RECORD EXTRACTS Start Marker

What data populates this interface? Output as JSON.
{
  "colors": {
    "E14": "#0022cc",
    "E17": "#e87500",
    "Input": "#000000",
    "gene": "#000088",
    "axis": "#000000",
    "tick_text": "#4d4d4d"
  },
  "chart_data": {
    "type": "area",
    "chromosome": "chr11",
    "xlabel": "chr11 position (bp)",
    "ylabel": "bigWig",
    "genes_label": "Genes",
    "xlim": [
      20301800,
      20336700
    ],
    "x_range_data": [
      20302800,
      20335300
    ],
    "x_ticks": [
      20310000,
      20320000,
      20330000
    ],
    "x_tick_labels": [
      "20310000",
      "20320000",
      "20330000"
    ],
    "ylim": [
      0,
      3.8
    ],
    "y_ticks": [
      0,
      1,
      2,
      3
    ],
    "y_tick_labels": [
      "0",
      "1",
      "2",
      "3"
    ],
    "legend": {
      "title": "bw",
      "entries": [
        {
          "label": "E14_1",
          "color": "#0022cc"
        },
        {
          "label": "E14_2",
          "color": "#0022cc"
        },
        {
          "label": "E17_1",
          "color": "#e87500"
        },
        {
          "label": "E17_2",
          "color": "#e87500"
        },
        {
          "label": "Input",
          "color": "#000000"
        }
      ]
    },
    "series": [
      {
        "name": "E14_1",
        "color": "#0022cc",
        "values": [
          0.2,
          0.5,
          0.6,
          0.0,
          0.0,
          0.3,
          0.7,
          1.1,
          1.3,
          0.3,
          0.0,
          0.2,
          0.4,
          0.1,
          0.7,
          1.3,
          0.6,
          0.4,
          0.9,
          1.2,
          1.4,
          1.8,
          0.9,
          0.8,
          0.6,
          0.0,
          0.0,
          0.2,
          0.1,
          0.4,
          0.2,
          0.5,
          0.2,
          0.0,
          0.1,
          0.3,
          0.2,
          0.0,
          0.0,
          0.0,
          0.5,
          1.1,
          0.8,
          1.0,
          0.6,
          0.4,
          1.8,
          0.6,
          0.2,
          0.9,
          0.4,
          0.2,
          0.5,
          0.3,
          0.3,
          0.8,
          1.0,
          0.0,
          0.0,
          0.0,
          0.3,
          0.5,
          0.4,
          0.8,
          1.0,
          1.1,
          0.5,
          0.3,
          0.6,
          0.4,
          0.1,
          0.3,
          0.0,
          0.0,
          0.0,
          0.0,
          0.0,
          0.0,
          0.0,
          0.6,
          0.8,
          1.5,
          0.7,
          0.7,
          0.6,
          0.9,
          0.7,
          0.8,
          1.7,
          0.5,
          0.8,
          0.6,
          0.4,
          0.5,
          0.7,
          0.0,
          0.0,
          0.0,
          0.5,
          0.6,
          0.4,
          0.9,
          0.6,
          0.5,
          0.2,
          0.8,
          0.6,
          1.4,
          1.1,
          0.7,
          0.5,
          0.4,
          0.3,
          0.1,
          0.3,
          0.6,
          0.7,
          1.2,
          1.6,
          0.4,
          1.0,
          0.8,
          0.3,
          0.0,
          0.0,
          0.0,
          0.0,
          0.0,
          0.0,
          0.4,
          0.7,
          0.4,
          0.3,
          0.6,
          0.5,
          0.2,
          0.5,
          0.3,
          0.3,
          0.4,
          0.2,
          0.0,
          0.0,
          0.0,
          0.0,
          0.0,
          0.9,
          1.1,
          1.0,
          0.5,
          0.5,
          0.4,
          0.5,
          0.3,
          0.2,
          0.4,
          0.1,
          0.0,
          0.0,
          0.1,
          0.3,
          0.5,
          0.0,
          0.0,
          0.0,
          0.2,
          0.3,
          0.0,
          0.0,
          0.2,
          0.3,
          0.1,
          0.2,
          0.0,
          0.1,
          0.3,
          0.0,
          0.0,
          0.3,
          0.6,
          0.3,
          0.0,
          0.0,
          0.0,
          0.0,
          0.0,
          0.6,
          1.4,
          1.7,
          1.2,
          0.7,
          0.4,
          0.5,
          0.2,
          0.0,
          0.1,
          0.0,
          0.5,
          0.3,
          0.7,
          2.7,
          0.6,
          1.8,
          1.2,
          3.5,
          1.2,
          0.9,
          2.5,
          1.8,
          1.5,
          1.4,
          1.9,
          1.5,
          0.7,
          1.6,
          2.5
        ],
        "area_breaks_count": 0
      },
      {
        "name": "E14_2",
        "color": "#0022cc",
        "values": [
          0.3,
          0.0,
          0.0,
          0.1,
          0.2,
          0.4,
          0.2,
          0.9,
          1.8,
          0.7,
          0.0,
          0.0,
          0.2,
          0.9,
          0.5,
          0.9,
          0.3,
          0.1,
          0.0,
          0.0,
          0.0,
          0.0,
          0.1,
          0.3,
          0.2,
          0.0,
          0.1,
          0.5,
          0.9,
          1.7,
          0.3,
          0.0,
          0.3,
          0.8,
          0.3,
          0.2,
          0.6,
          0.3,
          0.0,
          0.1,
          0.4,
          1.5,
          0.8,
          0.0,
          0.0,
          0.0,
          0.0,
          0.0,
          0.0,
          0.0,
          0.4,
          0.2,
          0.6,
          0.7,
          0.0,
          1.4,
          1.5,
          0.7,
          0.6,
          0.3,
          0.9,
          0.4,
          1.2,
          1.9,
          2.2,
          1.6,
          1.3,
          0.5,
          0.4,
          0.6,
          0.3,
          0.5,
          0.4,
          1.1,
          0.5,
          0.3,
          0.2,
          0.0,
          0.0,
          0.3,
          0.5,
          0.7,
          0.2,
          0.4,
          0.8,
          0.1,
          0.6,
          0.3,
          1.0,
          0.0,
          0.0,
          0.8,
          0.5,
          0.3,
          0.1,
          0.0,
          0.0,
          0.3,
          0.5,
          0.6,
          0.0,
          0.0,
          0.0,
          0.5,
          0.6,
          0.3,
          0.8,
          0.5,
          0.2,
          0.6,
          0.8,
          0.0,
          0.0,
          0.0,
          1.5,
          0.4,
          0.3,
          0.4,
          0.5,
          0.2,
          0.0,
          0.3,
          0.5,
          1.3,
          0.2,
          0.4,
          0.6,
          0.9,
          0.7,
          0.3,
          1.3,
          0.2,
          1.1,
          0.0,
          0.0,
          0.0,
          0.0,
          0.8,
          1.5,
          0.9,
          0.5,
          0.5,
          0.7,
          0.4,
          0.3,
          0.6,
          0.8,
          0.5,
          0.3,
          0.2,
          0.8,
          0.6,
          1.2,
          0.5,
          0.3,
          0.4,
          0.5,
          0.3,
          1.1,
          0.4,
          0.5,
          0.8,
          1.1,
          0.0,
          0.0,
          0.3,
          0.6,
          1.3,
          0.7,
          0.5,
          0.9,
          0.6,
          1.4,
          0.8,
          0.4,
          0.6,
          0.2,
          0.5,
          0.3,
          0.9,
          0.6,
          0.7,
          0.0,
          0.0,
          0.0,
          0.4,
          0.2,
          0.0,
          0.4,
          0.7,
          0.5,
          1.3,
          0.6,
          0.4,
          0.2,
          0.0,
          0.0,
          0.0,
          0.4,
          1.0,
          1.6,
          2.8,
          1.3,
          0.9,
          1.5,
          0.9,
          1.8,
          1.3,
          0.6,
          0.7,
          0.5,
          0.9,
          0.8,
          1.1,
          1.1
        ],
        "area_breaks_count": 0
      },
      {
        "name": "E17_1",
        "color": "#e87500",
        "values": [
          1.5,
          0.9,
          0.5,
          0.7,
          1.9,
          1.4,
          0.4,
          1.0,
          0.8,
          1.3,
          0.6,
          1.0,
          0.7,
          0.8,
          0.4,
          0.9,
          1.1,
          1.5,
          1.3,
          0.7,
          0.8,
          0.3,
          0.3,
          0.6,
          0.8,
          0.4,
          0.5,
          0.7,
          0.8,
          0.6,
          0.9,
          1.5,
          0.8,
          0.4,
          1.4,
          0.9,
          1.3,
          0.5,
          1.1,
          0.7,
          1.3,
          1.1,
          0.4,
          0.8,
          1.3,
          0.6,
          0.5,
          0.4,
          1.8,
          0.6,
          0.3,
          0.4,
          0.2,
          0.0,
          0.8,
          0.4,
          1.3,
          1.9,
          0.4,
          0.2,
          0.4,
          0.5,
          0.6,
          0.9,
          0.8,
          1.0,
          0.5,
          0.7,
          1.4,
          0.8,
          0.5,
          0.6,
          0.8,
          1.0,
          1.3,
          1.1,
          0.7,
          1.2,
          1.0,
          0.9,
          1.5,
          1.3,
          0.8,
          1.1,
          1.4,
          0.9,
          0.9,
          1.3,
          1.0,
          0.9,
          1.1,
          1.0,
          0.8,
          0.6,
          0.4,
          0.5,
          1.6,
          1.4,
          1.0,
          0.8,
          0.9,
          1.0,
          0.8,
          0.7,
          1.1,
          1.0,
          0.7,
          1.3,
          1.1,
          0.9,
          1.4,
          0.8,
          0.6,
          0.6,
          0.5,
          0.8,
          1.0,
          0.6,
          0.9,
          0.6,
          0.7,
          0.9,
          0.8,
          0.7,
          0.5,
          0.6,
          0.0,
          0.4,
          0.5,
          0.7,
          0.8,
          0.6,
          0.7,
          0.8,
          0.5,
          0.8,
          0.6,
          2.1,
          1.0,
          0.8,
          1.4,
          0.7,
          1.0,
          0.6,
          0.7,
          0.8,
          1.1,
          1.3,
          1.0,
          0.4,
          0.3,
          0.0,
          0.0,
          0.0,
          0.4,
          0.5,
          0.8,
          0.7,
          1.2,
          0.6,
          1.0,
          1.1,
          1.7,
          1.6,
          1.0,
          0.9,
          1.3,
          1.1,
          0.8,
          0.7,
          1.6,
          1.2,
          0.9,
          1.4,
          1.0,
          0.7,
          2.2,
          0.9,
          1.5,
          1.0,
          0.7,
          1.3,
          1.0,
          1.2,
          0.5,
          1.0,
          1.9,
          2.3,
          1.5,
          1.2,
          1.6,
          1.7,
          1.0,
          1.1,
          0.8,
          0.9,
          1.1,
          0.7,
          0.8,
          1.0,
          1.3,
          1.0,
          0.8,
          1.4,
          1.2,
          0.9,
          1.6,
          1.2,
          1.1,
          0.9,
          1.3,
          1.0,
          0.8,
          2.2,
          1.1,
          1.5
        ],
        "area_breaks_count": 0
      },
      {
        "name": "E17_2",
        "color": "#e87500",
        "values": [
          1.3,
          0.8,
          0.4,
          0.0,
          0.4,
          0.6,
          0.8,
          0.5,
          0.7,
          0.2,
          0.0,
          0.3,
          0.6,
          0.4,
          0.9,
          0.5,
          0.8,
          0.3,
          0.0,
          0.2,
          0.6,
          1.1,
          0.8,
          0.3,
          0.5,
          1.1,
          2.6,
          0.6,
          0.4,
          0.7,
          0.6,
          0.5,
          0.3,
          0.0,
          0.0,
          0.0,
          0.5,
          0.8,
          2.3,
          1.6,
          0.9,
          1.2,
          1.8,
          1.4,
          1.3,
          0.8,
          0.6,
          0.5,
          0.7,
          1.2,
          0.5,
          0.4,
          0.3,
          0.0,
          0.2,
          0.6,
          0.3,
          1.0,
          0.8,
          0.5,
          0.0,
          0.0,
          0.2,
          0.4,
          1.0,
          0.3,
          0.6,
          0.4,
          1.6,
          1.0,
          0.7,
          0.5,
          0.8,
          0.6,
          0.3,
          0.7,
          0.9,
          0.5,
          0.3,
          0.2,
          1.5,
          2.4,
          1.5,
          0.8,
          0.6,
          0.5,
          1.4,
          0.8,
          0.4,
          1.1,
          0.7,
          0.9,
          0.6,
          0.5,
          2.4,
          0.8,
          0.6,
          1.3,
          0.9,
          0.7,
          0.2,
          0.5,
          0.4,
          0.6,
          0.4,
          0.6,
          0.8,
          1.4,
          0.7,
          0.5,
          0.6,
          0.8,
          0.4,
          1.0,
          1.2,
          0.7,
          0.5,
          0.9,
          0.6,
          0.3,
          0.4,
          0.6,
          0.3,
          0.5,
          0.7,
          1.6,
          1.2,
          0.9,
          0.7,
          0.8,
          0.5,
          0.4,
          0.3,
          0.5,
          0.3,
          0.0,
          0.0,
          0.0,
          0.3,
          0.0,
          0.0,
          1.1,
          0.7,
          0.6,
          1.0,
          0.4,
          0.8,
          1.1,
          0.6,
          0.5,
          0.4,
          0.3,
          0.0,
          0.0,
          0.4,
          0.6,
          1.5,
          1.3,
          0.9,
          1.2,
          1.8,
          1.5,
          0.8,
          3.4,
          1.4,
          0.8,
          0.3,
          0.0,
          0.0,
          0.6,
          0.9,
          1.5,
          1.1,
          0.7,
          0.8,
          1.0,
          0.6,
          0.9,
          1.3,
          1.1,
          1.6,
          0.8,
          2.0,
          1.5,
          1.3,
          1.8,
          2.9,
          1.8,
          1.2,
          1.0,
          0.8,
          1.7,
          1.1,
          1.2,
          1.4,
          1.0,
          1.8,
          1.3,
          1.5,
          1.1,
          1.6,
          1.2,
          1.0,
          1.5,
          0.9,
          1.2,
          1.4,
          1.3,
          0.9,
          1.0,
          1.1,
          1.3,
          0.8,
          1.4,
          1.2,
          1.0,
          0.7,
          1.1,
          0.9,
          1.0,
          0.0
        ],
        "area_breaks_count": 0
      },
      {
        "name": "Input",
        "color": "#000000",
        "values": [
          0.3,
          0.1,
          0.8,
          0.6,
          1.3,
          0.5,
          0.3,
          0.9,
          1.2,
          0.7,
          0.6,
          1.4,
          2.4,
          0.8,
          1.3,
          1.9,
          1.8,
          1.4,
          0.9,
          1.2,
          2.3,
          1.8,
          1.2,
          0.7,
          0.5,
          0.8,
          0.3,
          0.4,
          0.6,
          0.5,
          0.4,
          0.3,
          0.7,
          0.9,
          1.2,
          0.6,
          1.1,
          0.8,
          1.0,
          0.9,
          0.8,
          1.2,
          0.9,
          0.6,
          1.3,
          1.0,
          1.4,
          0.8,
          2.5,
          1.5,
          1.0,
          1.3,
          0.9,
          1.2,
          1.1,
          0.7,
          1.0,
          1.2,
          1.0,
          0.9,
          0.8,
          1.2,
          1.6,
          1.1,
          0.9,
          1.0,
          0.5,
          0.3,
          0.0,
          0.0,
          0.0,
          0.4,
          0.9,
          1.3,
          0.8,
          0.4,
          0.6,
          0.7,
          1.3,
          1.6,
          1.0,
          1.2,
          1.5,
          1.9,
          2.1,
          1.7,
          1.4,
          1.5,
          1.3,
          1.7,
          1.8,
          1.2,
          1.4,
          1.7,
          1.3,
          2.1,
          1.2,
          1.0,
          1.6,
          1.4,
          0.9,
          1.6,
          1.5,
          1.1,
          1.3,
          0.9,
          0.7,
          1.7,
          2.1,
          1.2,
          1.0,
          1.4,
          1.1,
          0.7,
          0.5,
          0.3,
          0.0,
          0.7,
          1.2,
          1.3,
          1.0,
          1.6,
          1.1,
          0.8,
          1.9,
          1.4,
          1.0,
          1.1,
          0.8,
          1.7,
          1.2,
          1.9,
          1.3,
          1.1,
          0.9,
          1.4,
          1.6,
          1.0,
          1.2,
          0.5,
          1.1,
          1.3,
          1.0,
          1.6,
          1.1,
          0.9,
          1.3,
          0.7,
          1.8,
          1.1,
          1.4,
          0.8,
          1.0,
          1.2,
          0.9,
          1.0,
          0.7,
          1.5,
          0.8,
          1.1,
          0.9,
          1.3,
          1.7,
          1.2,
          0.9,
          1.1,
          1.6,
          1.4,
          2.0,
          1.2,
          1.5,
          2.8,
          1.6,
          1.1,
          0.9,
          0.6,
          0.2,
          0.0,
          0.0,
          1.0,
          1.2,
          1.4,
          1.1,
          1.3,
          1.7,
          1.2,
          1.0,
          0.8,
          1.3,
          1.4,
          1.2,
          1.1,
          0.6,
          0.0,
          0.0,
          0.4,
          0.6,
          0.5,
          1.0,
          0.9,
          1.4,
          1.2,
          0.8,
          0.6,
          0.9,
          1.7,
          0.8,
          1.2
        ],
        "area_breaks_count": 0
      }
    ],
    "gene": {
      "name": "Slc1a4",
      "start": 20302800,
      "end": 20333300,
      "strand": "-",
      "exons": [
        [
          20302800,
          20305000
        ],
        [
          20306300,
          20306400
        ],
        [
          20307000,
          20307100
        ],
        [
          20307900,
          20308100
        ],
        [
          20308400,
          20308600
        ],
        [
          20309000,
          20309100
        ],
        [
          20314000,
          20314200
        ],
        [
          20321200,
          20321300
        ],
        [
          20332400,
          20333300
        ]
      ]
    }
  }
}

RECORD EXTRACTS End Marker

● **ACTIVITY**
The word "Input" appears in some lines above. Return every one of those lines.

● **SOLUTION TO THIS TASK**
    "Input": "#000000",
          "label": "Input",
        "name": "Input",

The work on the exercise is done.